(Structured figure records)
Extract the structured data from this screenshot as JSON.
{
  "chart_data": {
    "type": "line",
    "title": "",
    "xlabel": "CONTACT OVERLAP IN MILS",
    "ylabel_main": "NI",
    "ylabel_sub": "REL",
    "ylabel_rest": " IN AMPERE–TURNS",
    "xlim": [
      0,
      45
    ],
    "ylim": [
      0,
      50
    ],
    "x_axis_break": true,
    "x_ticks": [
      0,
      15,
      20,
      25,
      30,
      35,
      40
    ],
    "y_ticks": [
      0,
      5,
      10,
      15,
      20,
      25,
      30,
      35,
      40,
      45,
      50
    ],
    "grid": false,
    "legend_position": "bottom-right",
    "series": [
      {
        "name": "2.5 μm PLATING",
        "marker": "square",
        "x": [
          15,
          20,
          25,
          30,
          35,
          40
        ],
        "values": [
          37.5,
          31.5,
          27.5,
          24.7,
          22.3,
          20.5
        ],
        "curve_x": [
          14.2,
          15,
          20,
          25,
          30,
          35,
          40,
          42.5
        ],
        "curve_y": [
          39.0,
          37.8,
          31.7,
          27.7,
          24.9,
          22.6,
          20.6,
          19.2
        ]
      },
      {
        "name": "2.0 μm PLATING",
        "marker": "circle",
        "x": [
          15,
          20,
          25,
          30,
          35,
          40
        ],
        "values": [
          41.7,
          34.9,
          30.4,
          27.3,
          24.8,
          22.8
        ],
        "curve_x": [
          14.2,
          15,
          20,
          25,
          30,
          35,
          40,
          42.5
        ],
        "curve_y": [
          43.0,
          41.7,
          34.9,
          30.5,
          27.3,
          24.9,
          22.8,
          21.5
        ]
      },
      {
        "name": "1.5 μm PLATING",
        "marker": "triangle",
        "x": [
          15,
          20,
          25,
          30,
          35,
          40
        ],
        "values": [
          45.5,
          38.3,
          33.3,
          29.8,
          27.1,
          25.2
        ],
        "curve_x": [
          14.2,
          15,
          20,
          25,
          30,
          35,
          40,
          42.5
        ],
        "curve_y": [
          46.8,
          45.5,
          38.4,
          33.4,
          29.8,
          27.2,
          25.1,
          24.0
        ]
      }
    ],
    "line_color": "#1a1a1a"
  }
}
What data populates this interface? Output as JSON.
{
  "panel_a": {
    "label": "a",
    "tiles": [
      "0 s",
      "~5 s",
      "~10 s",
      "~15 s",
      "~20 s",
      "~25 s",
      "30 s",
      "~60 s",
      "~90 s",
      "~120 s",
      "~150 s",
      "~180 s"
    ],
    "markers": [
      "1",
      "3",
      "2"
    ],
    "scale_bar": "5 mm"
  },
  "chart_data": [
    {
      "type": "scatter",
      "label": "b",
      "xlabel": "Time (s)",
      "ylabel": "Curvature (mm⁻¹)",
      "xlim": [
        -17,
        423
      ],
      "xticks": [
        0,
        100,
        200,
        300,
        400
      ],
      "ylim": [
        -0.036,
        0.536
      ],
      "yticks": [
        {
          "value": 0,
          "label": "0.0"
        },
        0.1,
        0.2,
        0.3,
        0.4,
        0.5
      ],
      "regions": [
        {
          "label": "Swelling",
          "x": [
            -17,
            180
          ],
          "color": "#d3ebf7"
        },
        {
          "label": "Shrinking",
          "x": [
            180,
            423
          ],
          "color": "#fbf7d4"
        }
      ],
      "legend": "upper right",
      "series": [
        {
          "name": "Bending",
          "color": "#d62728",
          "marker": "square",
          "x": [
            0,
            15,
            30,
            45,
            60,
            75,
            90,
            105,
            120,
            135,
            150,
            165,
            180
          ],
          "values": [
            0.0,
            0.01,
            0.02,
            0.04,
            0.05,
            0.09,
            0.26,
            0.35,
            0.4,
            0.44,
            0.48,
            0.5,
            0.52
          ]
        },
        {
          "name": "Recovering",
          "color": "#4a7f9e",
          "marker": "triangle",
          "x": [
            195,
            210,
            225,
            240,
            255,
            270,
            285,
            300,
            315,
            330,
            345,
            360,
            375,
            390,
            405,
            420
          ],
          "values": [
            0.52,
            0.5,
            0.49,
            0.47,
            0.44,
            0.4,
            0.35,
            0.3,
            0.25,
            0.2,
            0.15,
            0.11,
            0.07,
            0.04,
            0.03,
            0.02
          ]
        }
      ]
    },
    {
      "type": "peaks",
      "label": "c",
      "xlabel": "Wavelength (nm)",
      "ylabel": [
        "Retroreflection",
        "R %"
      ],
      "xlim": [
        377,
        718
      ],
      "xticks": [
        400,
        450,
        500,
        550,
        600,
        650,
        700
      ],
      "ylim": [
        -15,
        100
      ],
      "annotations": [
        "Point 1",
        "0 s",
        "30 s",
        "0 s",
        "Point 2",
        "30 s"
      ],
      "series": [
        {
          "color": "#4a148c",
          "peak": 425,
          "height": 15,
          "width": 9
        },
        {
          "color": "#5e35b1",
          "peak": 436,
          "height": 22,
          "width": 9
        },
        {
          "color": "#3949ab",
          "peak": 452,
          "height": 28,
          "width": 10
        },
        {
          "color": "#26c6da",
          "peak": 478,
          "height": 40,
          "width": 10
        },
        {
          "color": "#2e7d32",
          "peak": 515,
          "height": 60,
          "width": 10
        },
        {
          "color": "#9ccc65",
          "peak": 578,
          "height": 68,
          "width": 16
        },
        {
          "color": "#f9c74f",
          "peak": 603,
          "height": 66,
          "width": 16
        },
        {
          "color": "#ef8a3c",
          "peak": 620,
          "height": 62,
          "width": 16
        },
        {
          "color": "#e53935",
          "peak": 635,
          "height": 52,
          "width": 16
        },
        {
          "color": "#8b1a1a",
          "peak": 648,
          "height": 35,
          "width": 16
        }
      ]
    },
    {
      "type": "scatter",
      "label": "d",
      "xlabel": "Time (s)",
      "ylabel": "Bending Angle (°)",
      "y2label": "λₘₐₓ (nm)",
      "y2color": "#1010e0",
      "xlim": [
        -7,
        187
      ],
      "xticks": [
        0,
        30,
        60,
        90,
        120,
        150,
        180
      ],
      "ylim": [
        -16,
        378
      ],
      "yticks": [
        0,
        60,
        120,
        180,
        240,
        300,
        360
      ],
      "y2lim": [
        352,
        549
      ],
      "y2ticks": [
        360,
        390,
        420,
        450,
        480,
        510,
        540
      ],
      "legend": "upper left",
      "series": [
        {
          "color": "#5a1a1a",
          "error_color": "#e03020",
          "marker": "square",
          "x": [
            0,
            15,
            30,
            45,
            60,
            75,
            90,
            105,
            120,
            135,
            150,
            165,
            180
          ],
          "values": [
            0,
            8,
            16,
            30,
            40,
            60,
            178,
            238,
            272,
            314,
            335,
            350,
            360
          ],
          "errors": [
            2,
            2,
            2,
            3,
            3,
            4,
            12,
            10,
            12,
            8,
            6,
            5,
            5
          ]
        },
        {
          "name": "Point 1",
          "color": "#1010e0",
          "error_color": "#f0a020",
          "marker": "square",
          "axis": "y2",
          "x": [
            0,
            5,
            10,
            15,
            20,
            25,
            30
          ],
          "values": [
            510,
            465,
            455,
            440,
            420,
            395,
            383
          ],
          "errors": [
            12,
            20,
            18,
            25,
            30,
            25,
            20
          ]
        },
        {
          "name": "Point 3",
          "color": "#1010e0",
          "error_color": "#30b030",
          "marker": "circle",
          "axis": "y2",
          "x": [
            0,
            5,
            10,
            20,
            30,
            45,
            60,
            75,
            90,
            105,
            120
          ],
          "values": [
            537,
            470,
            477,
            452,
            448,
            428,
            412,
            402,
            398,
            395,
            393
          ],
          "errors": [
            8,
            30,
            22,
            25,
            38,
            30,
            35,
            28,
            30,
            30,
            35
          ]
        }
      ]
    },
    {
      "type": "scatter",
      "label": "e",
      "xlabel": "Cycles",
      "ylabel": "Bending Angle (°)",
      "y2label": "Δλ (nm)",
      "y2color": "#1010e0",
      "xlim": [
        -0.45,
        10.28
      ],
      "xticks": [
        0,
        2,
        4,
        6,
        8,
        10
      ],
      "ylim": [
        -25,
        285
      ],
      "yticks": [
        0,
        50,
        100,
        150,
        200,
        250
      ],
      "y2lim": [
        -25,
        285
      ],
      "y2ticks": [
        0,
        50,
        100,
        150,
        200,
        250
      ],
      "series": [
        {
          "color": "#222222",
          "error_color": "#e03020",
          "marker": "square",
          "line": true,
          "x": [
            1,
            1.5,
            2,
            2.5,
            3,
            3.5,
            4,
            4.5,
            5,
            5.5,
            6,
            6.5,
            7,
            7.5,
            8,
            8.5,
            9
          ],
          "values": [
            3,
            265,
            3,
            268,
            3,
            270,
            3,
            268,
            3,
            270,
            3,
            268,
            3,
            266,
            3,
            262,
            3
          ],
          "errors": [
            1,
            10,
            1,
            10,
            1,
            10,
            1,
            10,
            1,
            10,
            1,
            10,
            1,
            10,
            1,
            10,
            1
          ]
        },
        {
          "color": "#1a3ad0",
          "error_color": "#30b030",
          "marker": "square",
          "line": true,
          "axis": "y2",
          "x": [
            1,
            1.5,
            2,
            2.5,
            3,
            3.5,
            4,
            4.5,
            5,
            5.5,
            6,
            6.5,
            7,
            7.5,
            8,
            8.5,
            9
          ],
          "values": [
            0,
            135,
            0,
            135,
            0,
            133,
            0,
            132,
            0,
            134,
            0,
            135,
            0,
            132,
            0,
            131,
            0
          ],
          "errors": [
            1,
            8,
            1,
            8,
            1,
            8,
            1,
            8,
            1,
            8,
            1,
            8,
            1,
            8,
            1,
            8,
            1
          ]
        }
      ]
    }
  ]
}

◆ **TASK GOAL**: Where a line above holds the string "JSON", show that line.

◆ **SOLUTION FOR THIS EXERCISE**:
Extract the structured data from this screenshot as JSON.
What data populates this interface? Output as JSON.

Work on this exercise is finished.